(Excerpts from a figure dataset)

[start]

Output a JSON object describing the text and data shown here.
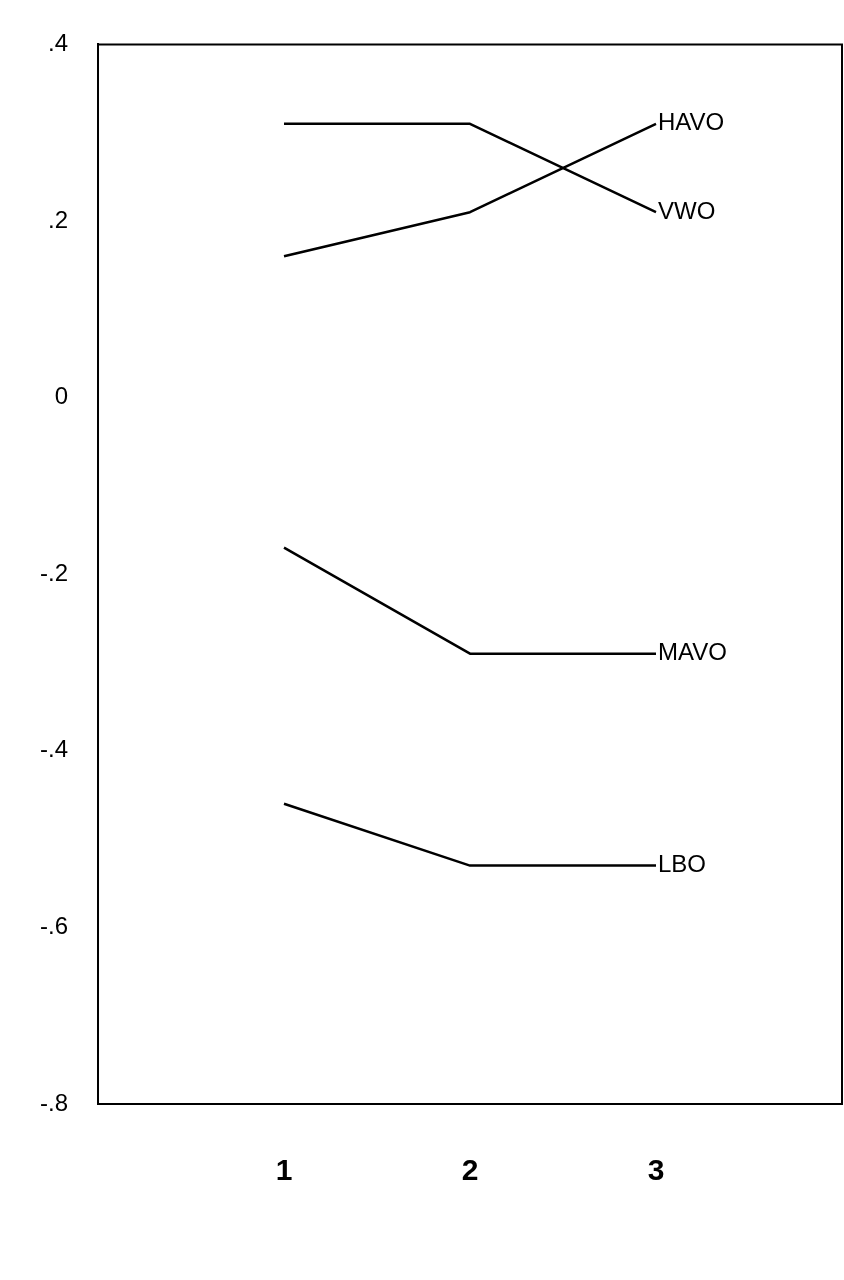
{
  "chart_data": {
    "type": "line",
    "x": [
      1,
      2,
      3
    ],
    "xlim": [
      0,
      4
    ],
    "xticks": [
      1,
      2,
      3
    ],
    "ylim": [
      -0.8,
      0.4
    ],
    "yticks": [
      {
        "value": 0.4,
        "label": ".4"
      },
      {
        "value": 0.2,
        "label": ".2"
      },
      0,
      {
        "value": -0.2,
        "label": "-.2"
      },
      {
        "value": -0.4,
        "label": "-.4"
      },
      {
        "value": -0.6,
        "label": "-.6"
      },
      {
        "value": -0.8,
        "label": "-.8"
      }
    ],
    "series": [
      {
        "name": "HAVO",
        "color": "#000000",
        "values": [
          0.16,
          0.21,
          0.31
        ]
      },
      {
        "name": "VWO",
        "color": "#000000",
        "values": [
          0.31,
          0.31,
          0.21
        ]
      },
      {
        "name": "MAVO",
        "color": "#000000",
        "values": [
          -0.17,
          -0.29,
          -0.29
        ]
      },
      {
        "name": "LBO",
        "color": "#000000",
        "values": [
          -0.46,
          -0.53,
          -0.53
        ]
      }
    ],
    "grid": false,
    "legend": false,
    "marker": "none",
    "line_style": "solid"
  }
}
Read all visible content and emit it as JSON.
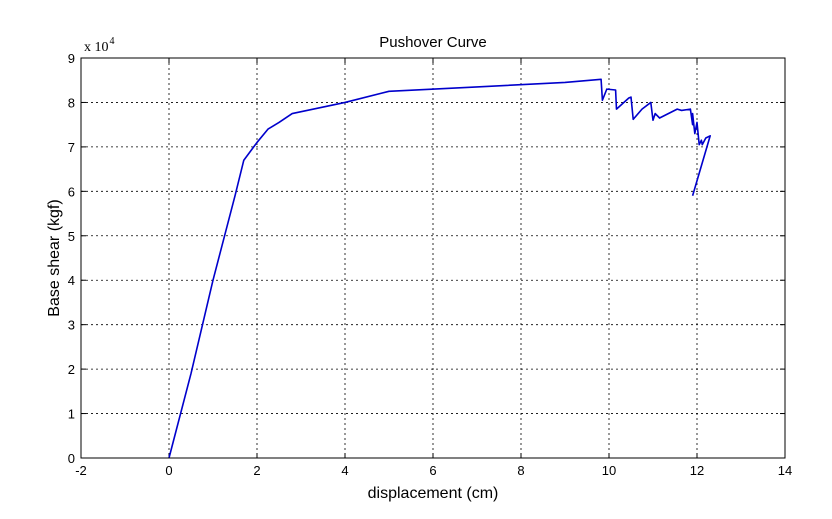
{
  "chart_data": {
    "type": "line",
    "title": "Pushover Curve",
    "xlabel": "displacement (cm)",
    "ylabel": "Base shear (kgf)",
    "y_multiplier_base": "x 10",
    "y_multiplier_exp": "4",
    "xlim": [
      -2,
      14
    ],
    "ylim": [
      0,
      9
    ],
    "xticks": [
      -2,
      0,
      2,
      4,
      6,
      8,
      10,
      12,
      14
    ],
    "yticks": [
      0,
      1,
      2,
      3,
      4,
      5,
      6,
      7,
      8,
      9
    ],
    "grid": true,
    "series_color": "#0000cc",
    "series": [
      {
        "x": [
          0,
          0.5,
          1.0,
          1.5,
          1.7,
          2.0,
          2.25,
          2.5,
          2.8,
          4.0,
          5.0,
          7.0,
          9.0,
          9.82,
          9.85,
          9.95,
          10.15,
          10.17,
          10.45,
          10.5,
          10.55,
          10.75,
          10.95,
          11.0,
          11.05,
          11.15,
          11.55,
          11.65,
          11.85,
          11.9,
          11.9,
          11.95,
          12.0,
          12.05,
          12.1,
          12.12,
          12.2,
          12.3,
          11.9
        ],
        "y": [
          0,
          1.9,
          4.0,
          5.9,
          6.7,
          7.1,
          7.4,
          7.55,
          7.75,
          8.0,
          8.25,
          8.35,
          8.45,
          8.52,
          8.05,
          8.3,
          8.28,
          7.85,
          8.1,
          8.12,
          7.62,
          7.85,
          8.0,
          7.6,
          7.75,
          7.65,
          7.85,
          7.82,
          7.85,
          7.5,
          7.75,
          7.3,
          7.55,
          7.05,
          7.15,
          7.05,
          7.2,
          7.25,
          5.9
        ]
      }
    ]
  }
}
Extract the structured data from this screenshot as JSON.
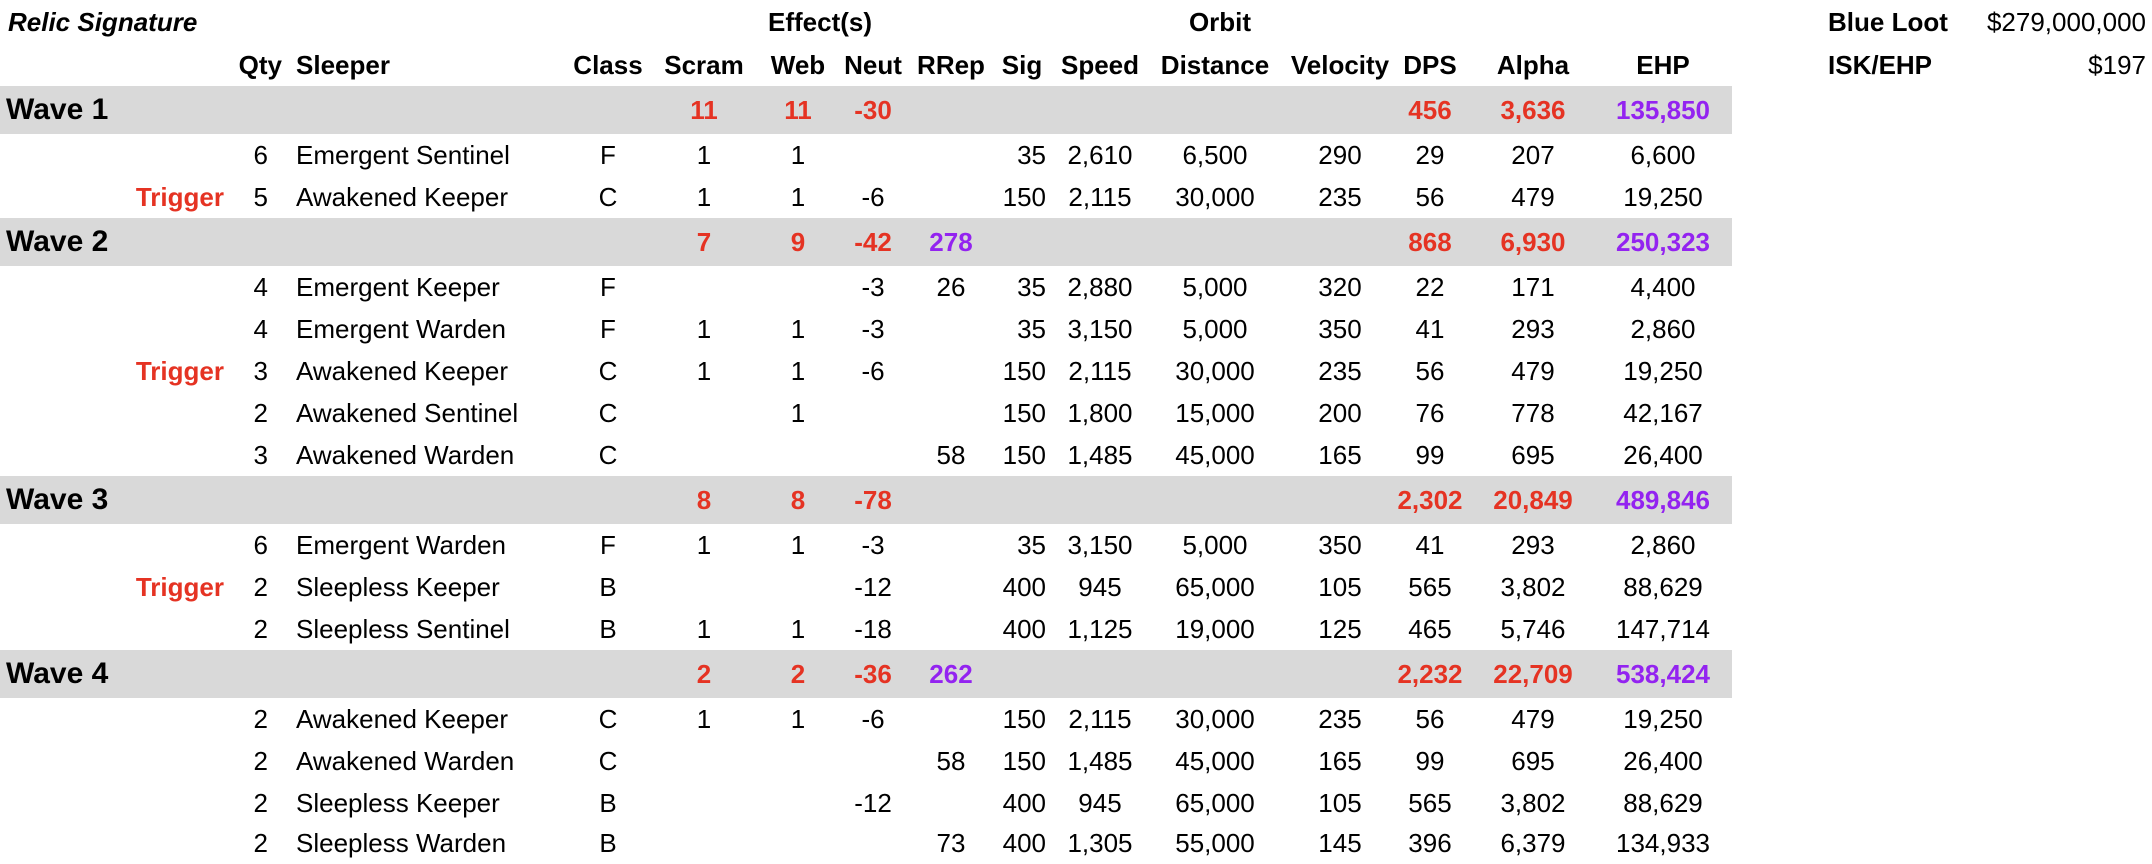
{
  "title": "Relic Signature",
  "group_headers": {
    "effects": "Effect(s)",
    "orbit": "Orbit"
  },
  "columns": {
    "qty": "Qty",
    "sleeper": "Sleeper",
    "class": "Class",
    "scram": "Scram",
    "web": "Web",
    "neut": "Neut",
    "rrep": "RRep",
    "sig": "Sig",
    "speed": "Speed",
    "distance": "Distance",
    "velocity": "Velocity",
    "dps": "DPS",
    "alpha": "Alpha",
    "ehp": "EHP"
  },
  "summary": {
    "blue_loot_label": "Blue Loot",
    "blue_loot_value": "$279,000,000",
    "isk_ehp_label": "ISK/EHP",
    "isk_ehp_value": "$197"
  },
  "colors": {
    "accent_red": "#e53323",
    "accent_purple": "#9323f0",
    "band_gray": "#d9d9d9"
  },
  "waves": [
    {
      "name": "Wave 1",
      "totals": {
        "scram": "11",
        "web": "11",
        "neut": "-30",
        "rrep": "",
        "dps": "456",
        "alpha": "3,636",
        "ehp": "135,850"
      },
      "rows": [
        {
          "trigger": "",
          "qty": "6",
          "sleeper": "Emergent Sentinel",
          "class": "F",
          "scram": "1",
          "web": "1",
          "neut": "",
          "rrep": "",
          "sig": "35",
          "speed": "2,610",
          "distance": "6,500",
          "velocity": "290",
          "dps": "29",
          "alpha": "207",
          "ehp": "6,600"
        },
        {
          "trigger": "Trigger",
          "qty": "5",
          "sleeper": "Awakened Keeper",
          "class": "C",
          "scram": "1",
          "web": "1",
          "neut": "-6",
          "rrep": "",
          "sig": "150",
          "speed": "2,115",
          "distance": "30,000",
          "velocity": "235",
          "dps": "56",
          "alpha": "479",
          "ehp": "19,250"
        }
      ]
    },
    {
      "name": "Wave 2",
      "totals": {
        "scram": "7",
        "web": "9",
        "neut": "-42",
        "rrep": "278",
        "dps": "868",
        "alpha": "6,930",
        "ehp": "250,323"
      },
      "rows": [
        {
          "trigger": "",
          "qty": "4",
          "sleeper": "Emergent Keeper",
          "class": "F",
          "scram": "",
          "web": "",
          "neut": "-3",
          "rrep": "26",
          "sig": "35",
          "speed": "2,880",
          "distance": "5,000",
          "velocity": "320",
          "dps": "22",
          "alpha": "171",
          "ehp": "4,400"
        },
        {
          "trigger": "",
          "qty": "4",
          "sleeper": "Emergent Warden",
          "class": "F",
          "scram": "1",
          "web": "1",
          "neut": "-3",
          "rrep": "",
          "sig": "35",
          "speed": "3,150",
          "distance": "5,000",
          "velocity": "350",
          "dps": "41",
          "alpha": "293",
          "ehp": "2,860"
        },
        {
          "trigger": "Trigger",
          "qty": "3",
          "sleeper": "Awakened Keeper",
          "class": "C",
          "scram": "1",
          "web": "1",
          "neut": "-6",
          "rrep": "",
          "sig": "150",
          "speed": "2,115",
          "distance": "30,000",
          "velocity": "235",
          "dps": "56",
          "alpha": "479",
          "ehp": "19,250"
        },
        {
          "trigger": "",
          "qty": "2",
          "sleeper": "Awakened Sentinel",
          "class": "C",
          "scram": "",
          "web": "1",
          "neut": "",
          "rrep": "",
          "sig": "150",
          "speed": "1,800",
          "distance": "15,000",
          "velocity": "200",
          "dps": "76",
          "alpha": "778",
          "ehp": "42,167"
        },
        {
          "trigger": "",
          "qty": "3",
          "sleeper": "Awakened Warden",
          "class": "C",
          "scram": "",
          "web": "",
          "neut": "",
          "rrep": "58",
          "sig": "150",
          "speed": "1,485",
          "distance": "45,000",
          "velocity": "165",
          "dps": "99",
          "alpha": "695",
          "ehp": "26,400"
        }
      ]
    },
    {
      "name": "Wave 3",
      "totals": {
        "scram": "8",
        "web": "8",
        "neut": "-78",
        "rrep": "",
        "dps": "2,302",
        "alpha": "20,849",
        "ehp": "489,846"
      },
      "rows": [
        {
          "trigger": "",
          "qty": "6",
          "sleeper": "Emergent Warden",
          "class": "F",
          "scram": "1",
          "web": "1",
          "neut": "-3",
          "rrep": "",
          "sig": "35",
          "speed": "3,150",
          "distance": "5,000",
          "velocity": "350",
          "dps": "41",
          "alpha": "293",
          "ehp": "2,860"
        },
        {
          "trigger": "Trigger",
          "qty": "2",
          "sleeper": "Sleepless Keeper",
          "class": "B",
          "scram": "",
          "web": "",
          "neut": "-12",
          "rrep": "",
          "sig": "400",
          "speed": "945",
          "distance": "65,000",
          "velocity": "105",
          "dps": "565",
          "alpha": "3,802",
          "ehp": "88,629"
        },
        {
          "trigger": "",
          "qty": "2",
          "sleeper": "Sleepless Sentinel",
          "class": "B",
          "scram": "1",
          "web": "1",
          "neut": "-18",
          "rrep": "",
          "sig": "400",
          "speed": "1,125",
          "distance": "19,000",
          "velocity": "125",
          "dps": "465",
          "alpha": "5,746",
          "ehp": "147,714"
        }
      ]
    },
    {
      "name": "Wave 4",
      "totals": {
        "scram": "2",
        "web": "2",
        "neut": "-36",
        "rrep": "262",
        "dps": "2,232",
        "alpha": "22,709",
        "ehp": "538,424"
      },
      "rows": [
        {
          "trigger": "",
          "qty": "2",
          "sleeper": "Awakened Keeper",
          "class": "C",
          "scram": "1",
          "web": "1",
          "neut": "-6",
          "rrep": "",
          "sig": "150",
          "speed": "2,115",
          "distance": "30,000",
          "velocity": "235",
          "dps": "56",
          "alpha": "479",
          "ehp": "19,250"
        },
        {
          "trigger": "",
          "qty": "2",
          "sleeper": "Awakened Warden",
          "class": "C",
          "scram": "",
          "web": "",
          "neut": "",
          "rrep": "58",
          "sig": "150",
          "speed": "1,485",
          "distance": "45,000",
          "velocity": "165",
          "dps": "99",
          "alpha": "695",
          "ehp": "26,400"
        },
        {
          "trigger": "",
          "qty": "2",
          "sleeper": "Sleepless Keeper",
          "class": "B",
          "scram": "",
          "web": "",
          "neut": "-12",
          "rrep": "",
          "sig": "400",
          "speed": "945",
          "distance": "65,000",
          "velocity": "105",
          "dps": "565",
          "alpha": "3,802",
          "ehp": "88,629"
        },
        {
          "trigger": "",
          "qty": "2",
          "sleeper": "Sleepless Warden",
          "class": "B",
          "scram": "",
          "web": "",
          "neut": "",
          "rrep": "73",
          "sig": "400",
          "speed": "1,305",
          "distance": "55,000",
          "velocity": "145",
          "dps": "396",
          "alpha": "6,379",
          "ehp": "134,933"
        }
      ]
    }
  ]
}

[end]

▶ Objective: Copy each line in the data that holds the word "Sentinel".

▶ Complete response:
          "sleeper": "Emergent Sentinel",
          "sleeper": "Awakened Sentinel",
          "sleeper": "Sleepless Sentinel",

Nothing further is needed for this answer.